▸ Records for the task:

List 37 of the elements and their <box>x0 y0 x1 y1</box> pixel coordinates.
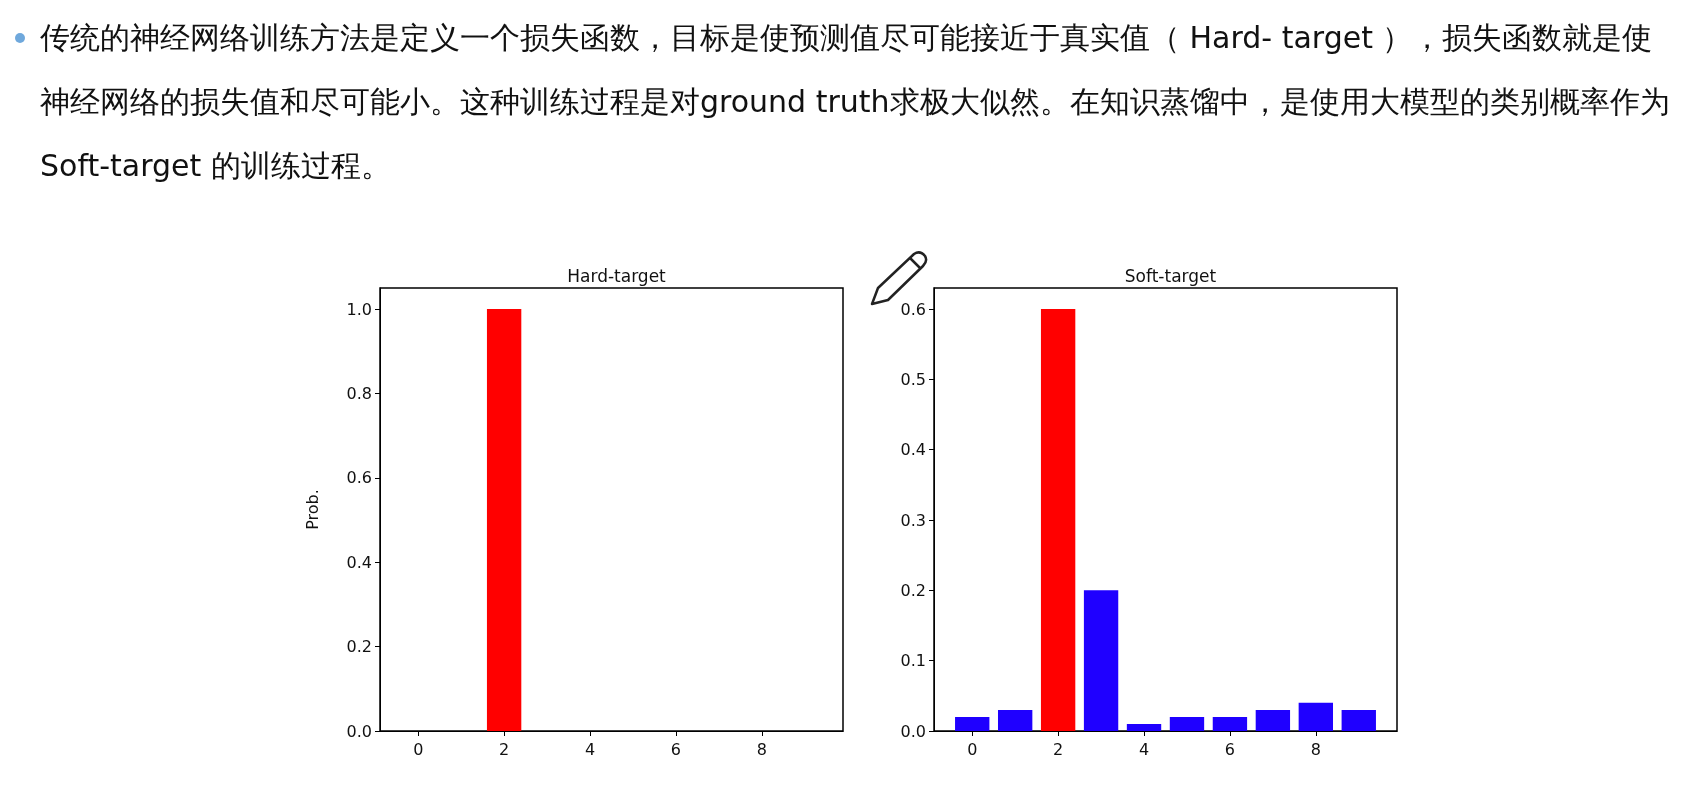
bar <box>1083 590 1119 731</box>
x-tick-label: 4 <box>1138 739 1150 759</box>
x-tick-label: 4 <box>584 739 596 759</box>
y-axis-title: Prob. <box>302 489 322 530</box>
bar <box>1341 709 1376 731</box>
y-tick-label: 0.4 <box>900 440 926 460</box>
y-tick-label: 0.2 <box>346 637 372 657</box>
y-tick-label: 0.0 <box>346 721 372 741</box>
bar <box>955 716 990 731</box>
x-tick-label: 0 <box>967 739 978 759</box>
x-tick-label: 6 <box>1224 739 1236 759</box>
bar <box>998 709 1033 731</box>
chart-title: Hard-target <box>567 265 667 286</box>
y-tick-label: 1.0 <box>346 299 372 319</box>
bar <box>1126 723 1162 731</box>
x-tick-label: 0 <box>413 739 424 759</box>
bar <box>1212 716 1248 731</box>
y-tick-label: 0.4 <box>346 552 372 572</box>
y-tick-label: 0.2 <box>900 580 926 600</box>
x-tick-label: 2 <box>1053 739 1064 759</box>
x-tick-label: 8 <box>1310 739 1321 759</box>
text: 传统的神经网络训练方法是定义一个损失函数，目标是使预测值尽可能接近于真实值（ Hard- target ），损失函数就是使神经网络的损失值和尽可能小。这种训练过程是对ground truth求极大似然。在知识蒸馏中，是使用大模型的类别概率作为 Soft-target 的训练过程。 <box>40 19 1671 185</box>
y-tick-label: 0.1 <box>900 651 926 671</box>
y-tick-label: 0.6 <box>346 468 372 488</box>
bar <box>1040 309 1076 731</box>
bar <box>1169 716 1205 731</box>
y-tick-label: 0.3 <box>900 510 926 530</box>
x-tick-label: 6 <box>670 739 682 759</box>
bar <box>1298 702 1333 731</box>
x-tick-label: 8 <box>756 739 767 759</box>
y-tick-label: 0.5 <box>900 369 926 389</box>
x-tick-label: 2 <box>499 739 510 759</box>
bar <box>1255 709 1291 731</box>
chart-title: Soft-target <box>1124 265 1217 286</box>
y-tick-label: 0.0 <box>900 721 926 741</box>
y-tick-label: 0.6 <box>900 299 926 319</box>
y-tick-label: 0.8 <box>346 383 372 403</box>
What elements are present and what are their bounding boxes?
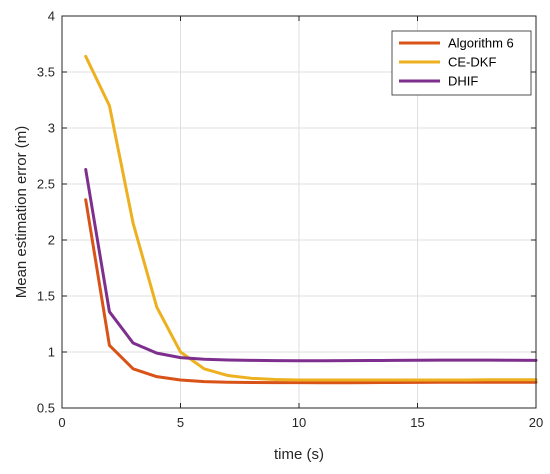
y-tick-label: 0.5 [37,401,55,416]
y-tick-label: 1 [48,345,55,360]
x-tick-label: 5 [177,415,184,430]
y-tick-label: 3 [48,121,55,136]
x-tick-label: 20 [529,415,543,430]
x-axis-label: time (s) [274,446,324,463]
legend-label-ce-dkf: CE-DKF [448,55,496,70]
y-tick-label: 2 [48,233,55,248]
y-tick-labels: 0.5 1 1.5 2 2.5 3 3.5 4 [37,9,55,416]
series-line-algorithm-6 [84,198,538,385]
series-lines [84,54,538,385]
x-tick-label: 0 [58,415,65,430]
y-tick-label: 3.5 [37,65,55,80]
legend-label-dhif: DHIF [448,74,478,89]
legend-label-algorithm-6: Algorithm 6 [448,36,514,51]
y-axis-label: Mean estimation error (m) [13,126,30,299]
y-tick-label: 4 [48,9,55,24]
x-tick-label: 15 [410,415,424,430]
x-tick-labels: 0 5 10 15 20 [58,415,543,430]
x-tick-label: 10 [292,415,306,430]
y-tick-label: 1.5 [37,289,55,304]
axis-ticks [61,15,537,409]
legend: Algorithm 6 CE-DKF DHIF [391,30,532,96]
series-line-ce-dkf [84,54,538,382]
series-line-dhif [84,167,538,363]
y-tick-label: 2.5 [37,177,55,192]
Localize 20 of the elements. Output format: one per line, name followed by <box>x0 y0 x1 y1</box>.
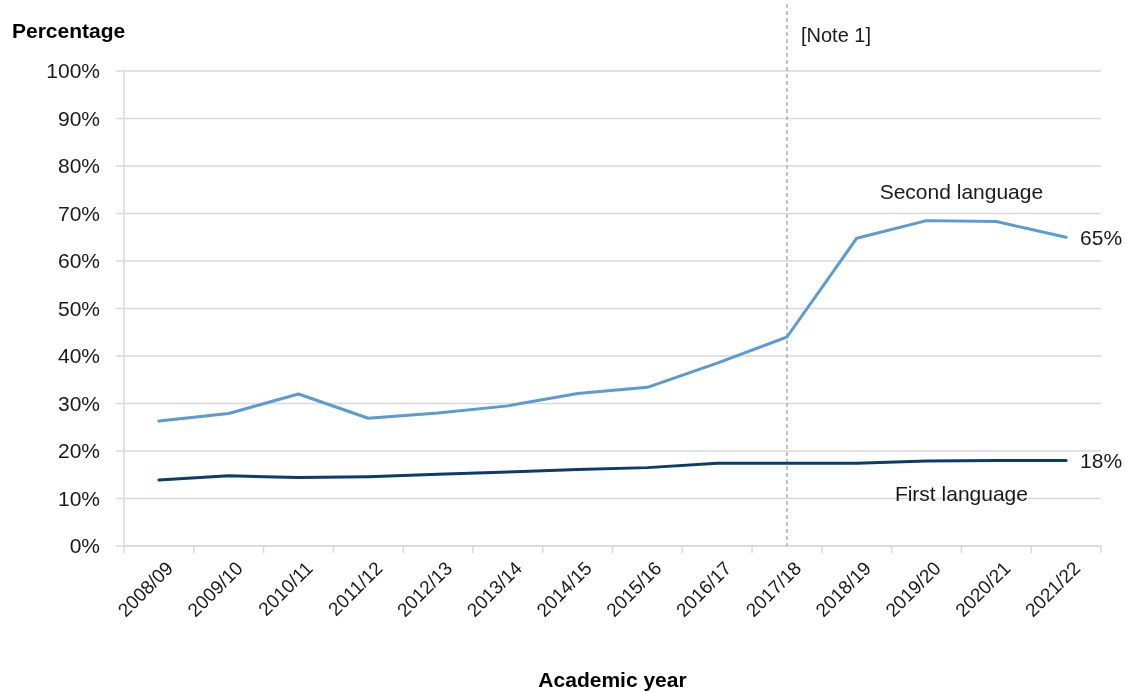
y-tick-label: 40% <box>57 344 100 368</box>
y-tick-label: 100% <box>46 59 100 83</box>
y-tick-label: 90% <box>57 106 100 130</box>
series-label: Second language <box>879 179 1044 203</box>
y-tick-label: 60% <box>57 249 100 273</box>
y-tick-label: 30% <box>57 391 100 415</box>
y-tick-label: 70% <box>57 201 100 225</box>
y-tick-label: 0% <box>69 534 100 558</box>
ref-line-label: [Note 1] <box>800 24 872 46</box>
y-tick-label: 20% <box>57 439 100 463</box>
y-tick-label: 80% <box>57 154 100 178</box>
y-axis-title: Percentage <box>12 19 126 42</box>
line-series <box>157 459 1068 482</box>
data-label: 65% <box>1080 225 1123 249</box>
y-tick-label: 10% <box>57 486 100 510</box>
data-label: 18% <box>1080 448 1123 472</box>
y-tick-label: 50% <box>57 296 100 320</box>
series-label: First language <box>894 481 1028 505</box>
x-axis-title: Academic year <box>538 668 687 691</box>
line-series <box>157 219 1068 423</box>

▸ What you will do: Copy out every line of the data above word for word, leaving out the picture placeholders.

▸ Complete answer:
List 37 of the elements and their <box>x0 y0 x1 y1</box> pixel coordinates.
bar <box>1083 590 1119 731</box>
x-tick-label: 4 <box>1138 739 1150 759</box>
x-tick-label: 4 <box>584 739 596 759</box>
y-axis-title: Prob. <box>302 489 322 530</box>
bar <box>1341 709 1376 731</box>
y-tick-label: 0.4 <box>900 440 926 460</box>
y-tick-label: 0.2 <box>346 637 372 657</box>
y-tick-label: 0.0 <box>346 721 372 741</box>
bar <box>955 716 990 731</box>
x-tick-label: 0 <box>967 739 978 759</box>
x-tick-label: 6 <box>1224 739 1236 759</box>
bar <box>998 709 1033 731</box>
chart-title: Hard-target <box>567 265 667 286</box>
y-tick-label: 1.0 <box>346 299 372 319</box>
bar <box>1126 723 1162 731</box>
x-tick-label: 0 <box>413 739 424 759</box>
bar <box>1212 716 1248 731</box>
y-tick-label: 0.4 <box>346 552 372 572</box>
y-tick-label: 0.2 <box>900 580 926 600</box>
x-tick-label: 2 <box>1053 739 1064 759</box>
x-tick-label: 8 <box>1310 739 1321 759</box>
text: 传统的神经网络训练方法是定义一个损失函数，目标是使预测值尽可能接近于真实值（ Hard- target ），损失函数就是使神经网络的损失值和尽可能小。这种训练过程是对ground truth求极大似然。在知识蒸馏中，是使用大模型的类别概率作为 Soft-target 的训练过程。 <box>40 19 1671 185</box>
y-tick-label: 0.1 <box>900 651 926 671</box>
y-tick-label: 0.6 <box>346 468 372 488</box>
bar <box>1040 309 1076 731</box>
bar <box>1169 716 1205 731</box>
y-tick-label: 0.3 <box>900 510 926 530</box>
x-tick-label: 6 <box>670 739 682 759</box>
bar <box>1298 702 1333 731</box>
x-tick-label: 8 <box>756 739 767 759</box>
y-tick-label: 0.5 <box>900 369 926 389</box>
x-tick-label: 2 <box>499 739 510 759</box>
bar <box>1255 709 1291 731</box>
chart-title: Soft-target <box>1124 265 1217 286</box>
y-tick-label: 0.0 <box>900 721 926 741</box>
y-tick-label: 0.6 <box>900 299 926 319</box>
y-tick-label: 0.8 <box>346 383 372 403</box>
What elements are present and what are their bounding boxes?
y-tick-label: 0.5 [37,401,55,416]
y-tick-label: 1 [48,345,55,360]
x-tick-label: 5 [177,415,184,430]
y-tick-label: 3 [48,121,55,136]
x-tick-label: 20 [529,415,543,430]
x-axis-label: time (s) [274,446,324,463]
legend-label-ce-dkf: CE-DKF [448,55,496,70]
y-tick-label: 2 [48,233,55,248]
y-tick-labels: 0.5 1 1.5 2 2.5 3 3.5 4 [37,9,55,416]
series-line-algorithm-6 [84,198,538,385]
series-lines [84,54,538,385]
x-tick-label: 0 [58,415,65,430]
y-tick-label: 3.5 [37,65,55,80]
legend-label-dhif: DHIF [448,74,478,89]
legend-label-algorithm-6: Algorithm 6 [448,36,514,51]
y-axis-label: Mean estimation error (m) [13,126,30,299]
y-tick-label: 4 [48,9,55,24]
x-tick-label: 15 [410,415,424,430]
x-tick-labels: 0 5 10 15 20 [58,415,543,430]
x-tick-label: 10 [292,415,306,430]
y-tick-label: 1.5 [37,289,55,304]
axis-ticks [61,15,537,409]
legend: Algorithm 6 CE-DKF DHIF [391,30,532,96]
series-line-ce-dkf [84,54,538,382]
series-line-dhif [84,167,538,363]
y-tick-label: 2.5 [37,177,55,192]
Localize 20 of the elements. Output format: one per line, name followed by <box>x0 y0 x1 y1</box>.
y-tick-label: 40% <box>57 344 100 368</box>
y-tick-label: 100% <box>46 59 100 83</box>
y-tick-label: 90% <box>57 106 100 130</box>
series-label: Second language <box>879 179 1044 203</box>
y-tick-label: 60% <box>57 249 100 273</box>
y-tick-label: 30% <box>57 391 100 415</box>
y-tick-label: 70% <box>57 201 100 225</box>
y-tick-label: 0% <box>69 534 100 558</box>
ref-line-label: [Note 1] <box>800 24 872 46</box>
y-tick-label: 20% <box>57 439 100 463</box>
y-tick-label: 80% <box>57 154 100 178</box>
y-axis-title: Percentage <box>12 19 126 42</box>
line-series <box>157 459 1068 482</box>
data-label: 65% <box>1080 225 1123 249</box>
y-tick-label: 10% <box>57 486 100 510</box>
data-label: 18% <box>1080 448 1123 472</box>
y-tick-label: 50% <box>57 296 100 320</box>
series-label: First language <box>894 481 1028 505</box>
x-axis-title: Academic year <box>538 668 687 691</box>
line-series <box>157 219 1068 423</box>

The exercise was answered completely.